* **Goal**: Find every line of the listing below where "Configure" appears, and copy it.

* BEGIN Material for this exercise *

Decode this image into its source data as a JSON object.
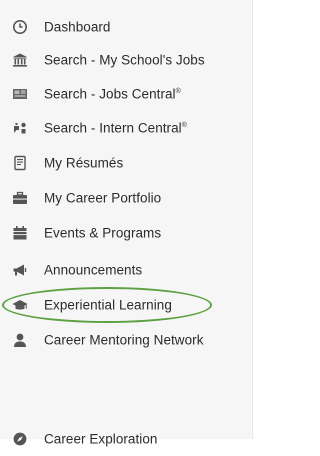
{
  "nav": {
    "items": [
      {
        "label": "Dashboard",
        "icon": "clock-icon"
      },
      {
        "label": "Search - My School's Jobs",
        "icon": "institution-icon"
      },
      {
        "label": "Search - Jobs Central",
        "sup": "®",
        "icon": "newspaper-icon"
      },
      {
        "label": "Search - Intern Central",
        "sup": "®",
        "icon": "gamepad-icon"
      },
      {
        "label": "My Résumés",
        "icon": "document-icon"
      },
      {
        "label": "My Career Portfolio",
        "icon": "briefcase-icon"
      },
      {
        "label": "Events & Programs",
        "icon": "calendar-icon"
      },
      {
        "label": "Announcements",
        "icon": "bullhorn-icon"
      },
      {
        "label": "Experiential Learning",
        "icon": "graduation-cap-icon"
      },
      {
        "label": "Career Mentoring Network",
        "icon": "user-icon"
      },
      {
        "label": "Career Exploration",
        "icon": "compass-icon"
      }
    ],
    "highlight_color": "#5da142",
    "icon_color": "#555555",
    "text_color": "#2b2b2b"
  }
}
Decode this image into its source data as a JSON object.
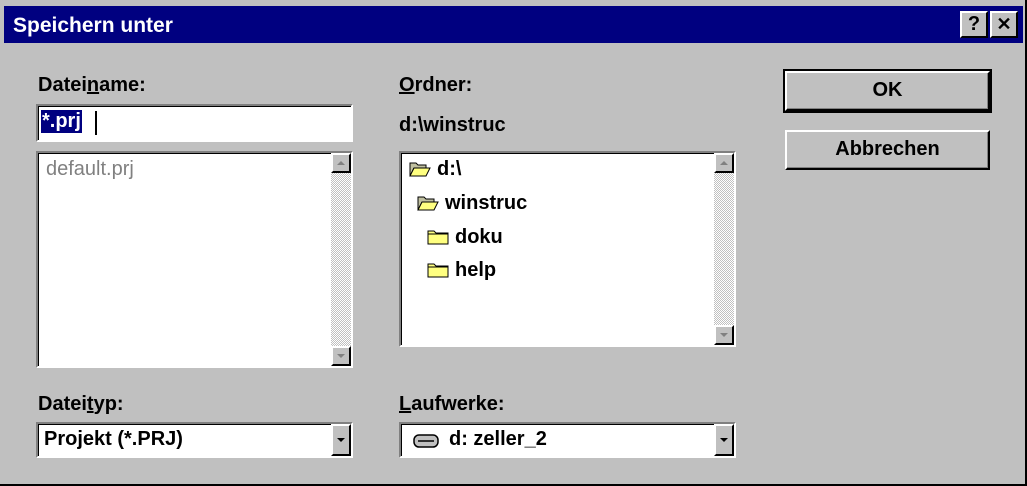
{
  "title": "Speichern unter",
  "title_buttons": {
    "help": "?",
    "close": "✕"
  },
  "filename": {
    "label_pre": "Datei",
    "label_u": "n",
    "label_post": "ame:",
    "value": "*.prj",
    "files": [
      "default.prj"
    ]
  },
  "folder": {
    "label_u": "O",
    "label_post": "rdner:",
    "path": "d:\\winstruc",
    "tree": [
      {
        "name": "d:\\",
        "icon": "open-folder-icon"
      },
      {
        "name": "winstruc",
        "icon": "open-folder-icon"
      },
      {
        "name": "doku",
        "icon": "folder-icon"
      },
      {
        "name": "help",
        "icon": "folder-icon"
      }
    ]
  },
  "filetype": {
    "label_pre": "Datei",
    "label_u": "t",
    "label_post": "yp:",
    "value": "Projekt (*.PRJ)"
  },
  "drives": {
    "label_u": "L",
    "label_post": "aufwerke:",
    "value": "d: zeller_2",
    "icon": "drive-icon"
  },
  "buttons": {
    "ok": "OK",
    "cancel": "Abbrechen"
  },
  "colors": {
    "titlebar": "#000080",
    "face": "#c0c0c0",
    "selection": "#000080",
    "folder": "#ffff80"
  }
}
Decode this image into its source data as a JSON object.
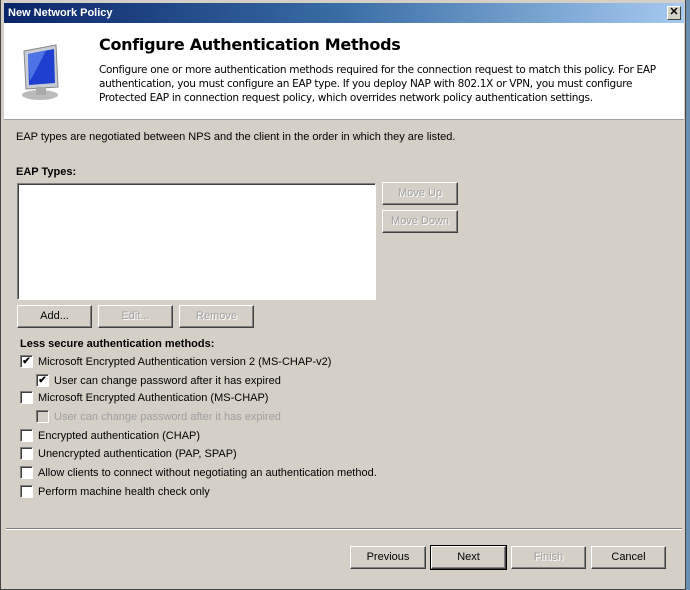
{
  "window": {
    "title": "New Network Policy",
    "close": "✕"
  },
  "header": {
    "title": "Configure Authentication Methods",
    "description": "Configure one or more authentication methods required for the connection request to match this policy. For EAP authentication, you must configure an EAP type. If you deploy NAP with 802.1X or VPN, you must configure Protected EAP in connection request policy, which overrides network policy authentication settings."
  },
  "intro": "EAP types are negotiated between NPS and the client in the order in which they are listed.",
  "eap": {
    "label": "EAP Types:",
    "items": [],
    "move_up": "Move Up",
    "move_down": "Move Down",
    "add": "Add...",
    "edit": "Edit...",
    "remove": "Remove"
  },
  "less_secure": {
    "label": "Less secure authentication methods:",
    "options": [
      {
        "label": "Microsoft Encrypted Authentication version 2 (MS-CHAP-v2)",
        "checked": true,
        "enabled": true
      },
      {
        "label": "User can change password after it has expired",
        "checked": true,
        "enabled": true
      },
      {
        "label": "Microsoft Encrypted Authentication (MS-CHAP)",
        "checked": false,
        "enabled": true
      },
      {
        "label": "User can change password after it has expired",
        "checked": false,
        "enabled": false
      },
      {
        "label": "Encrypted authentication (CHAP)",
        "checked": false,
        "enabled": true
      },
      {
        "label": "Unencrypted authentication (PAP, SPAP)",
        "checked": false,
        "enabled": true
      },
      {
        "label": "Allow clients to connect without negotiating an authentication method.",
        "checked": false,
        "enabled": true
      },
      {
        "label": "Perform machine health check only",
        "checked": false,
        "enabled": true
      }
    ]
  },
  "footer": {
    "previous": "Previous",
    "next": "Next",
    "finish": "Finish",
    "cancel": "Cancel"
  }
}
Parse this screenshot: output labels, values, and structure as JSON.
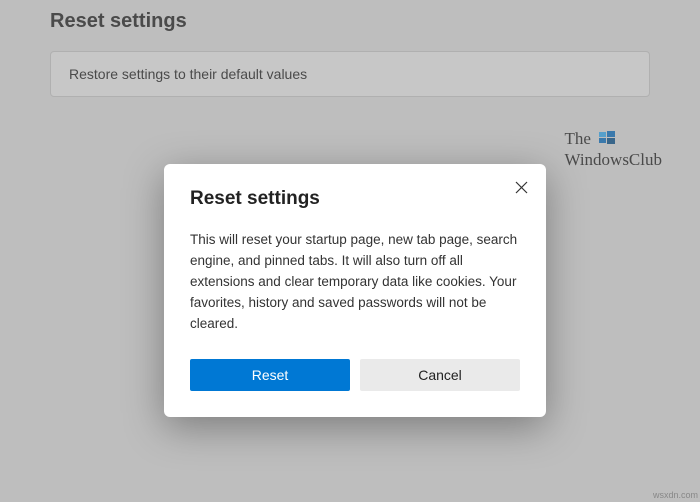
{
  "page": {
    "title": "Reset settings",
    "row_label": "Restore settings to their default values"
  },
  "watermark": {
    "line1": "The",
    "line2": "WindowsClub"
  },
  "dialog": {
    "title": "Reset settings",
    "body": "This will reset your startup page, new tab page, search engine, and pinned tabs. It will also turn off all extensions and clear temporary data like cookies. Your favorites, history and saved passwords will not be cleared.",
    "primary_label": "Reset",
    "secondary_label": "Cancel"
  },
  "footer": {
    "mark": "wsxdn.com"
  }
}
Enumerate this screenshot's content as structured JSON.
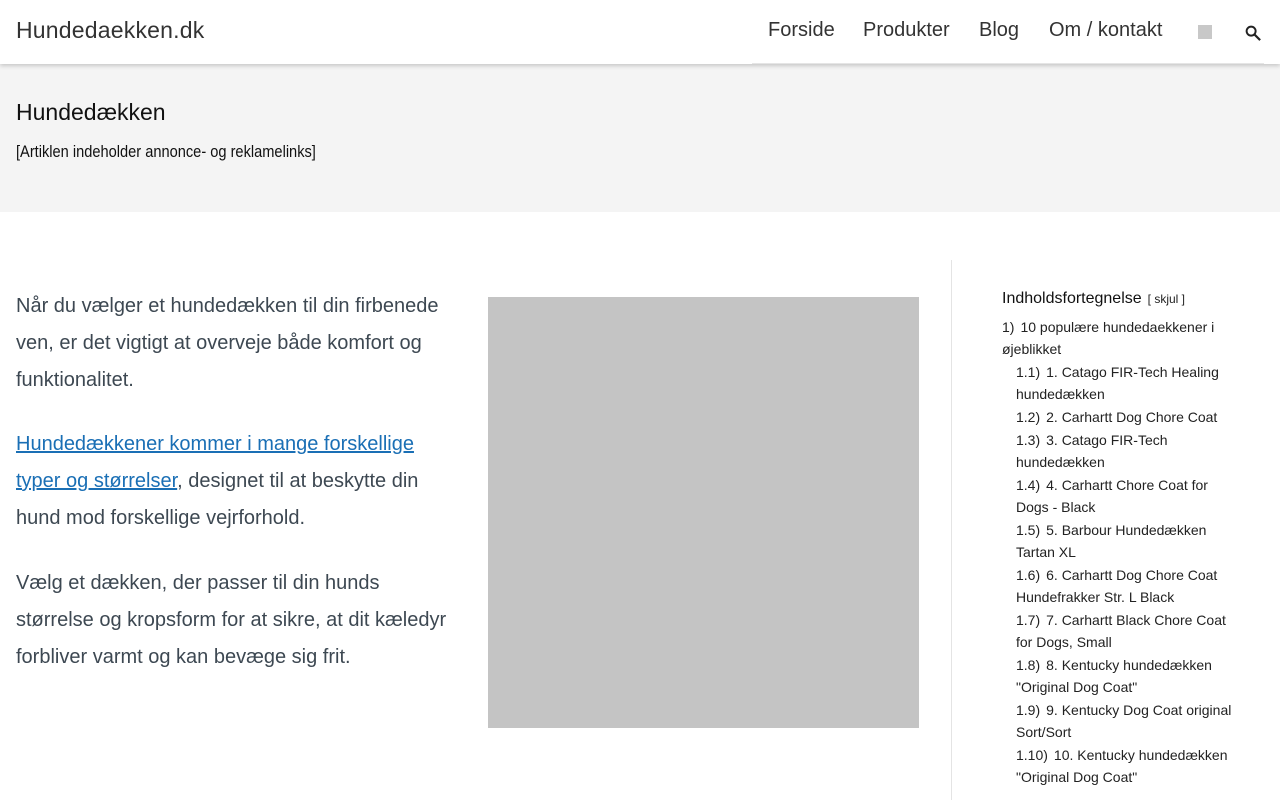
{
  "header": {
    "site_title": "Hundedaekken.dk",
    "nav": [
      "Forside",
      "Produkter",
      "Blog",
      "Om / kontakt"
    ]
  },
  "hero": {
    "title": "Hundedækken",
    "disclaimer": "[Artiklen indeholder annonce- og reklamelinks]"
  },
  "article": {
    "p1": "Når du vælger et hundedækken til din firbenede ven, er det vigtigt at overveje både komfort og funktionalitet.",
    "p2_link": "Hundedækkener kommer i mange forskellige typer og størrelser",
    "p2_rest": ", designet til at beskytte din hund mod forskellige vejrforhold.",
    "p3": "Vælg et dækken, der passer til din hunds størrelse og kropsform for at sikre, at dit kæledyr forbliver varmt og kan bevæge sig frit."
  },
  "toc": {
    "title": "Indholdsfortegnelse",
    "toggle": "[ skjul ]",
    "items": [
      {
        "num": "1)",
        "text": "10 populære hundedaekkener i øjeblikket",
        "level": 1
      },
      {
        "num": "1.1)",
        "text": "1. Catago FIR-Tech Healing hundedækken",
        "level": 2
      },
      {
        "num": "1.2)",
        "text": "2. Carhartt Dog Chore Coat",
        "level": 2
      },
      {
        "num": "1.3)",
        "text": "3. Catago FIR-Tech hundedækken",
        "level": 2
      },
      {
        "num": "1.4)",
        "text": "4. Carhartt Chore Coat for Dogs - Black",
        "level": 2
      },
      {
        "num": "1.5)",
        "text": "5. Barbour Hundedækken Tartan XL",
        "level": 2
      },
      {
        "num": "1.6)",
        "text": "6. Carhartt Dog Chore Coat Hundefrakker Str. L Black",
        "level": 2
      },
      {
        "num": "1.7)",
        "text": "7. Carhartt Black Chore Coat for Dogs, Small",
        "level": 2
      },
      {
        "num": "1.8)",
        "text": "8. Kentucky hundedækken \"Original Dog Coat\"",
        "level": 2
      },
      {
        "num": "1.9)",
        "text": "9. Kentucky Dog Coat original Sort/Sort",
        "level": 2
      },
      {
        "num": "1.10)",
        "text": "10. Kentucky hundedækken \"Original Dog Coat\"",
        "level": 2
      }
    ]
  },
  "icons": {
    "search": "search-icon",
    "square": "placeholder-square-icon"
  },
  "colors": {
    "link": "#1a6fb5",
    "hero_bg": "#f4f4f4",
    "image_placeholder": "#c4c4c4"
  }
}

* END Material for this exercise *

* **The solution**:
    "title": "Configure Authentication Methods",
    "description": "Configure one or more authentication methods required for the connection request to match this policy. For EAP authentication, you must configure an EAP type. If you deploy NAP with 802.1X or VPN, you must configure Protected EAP in connection request policy, which overrides network policy authentication settings."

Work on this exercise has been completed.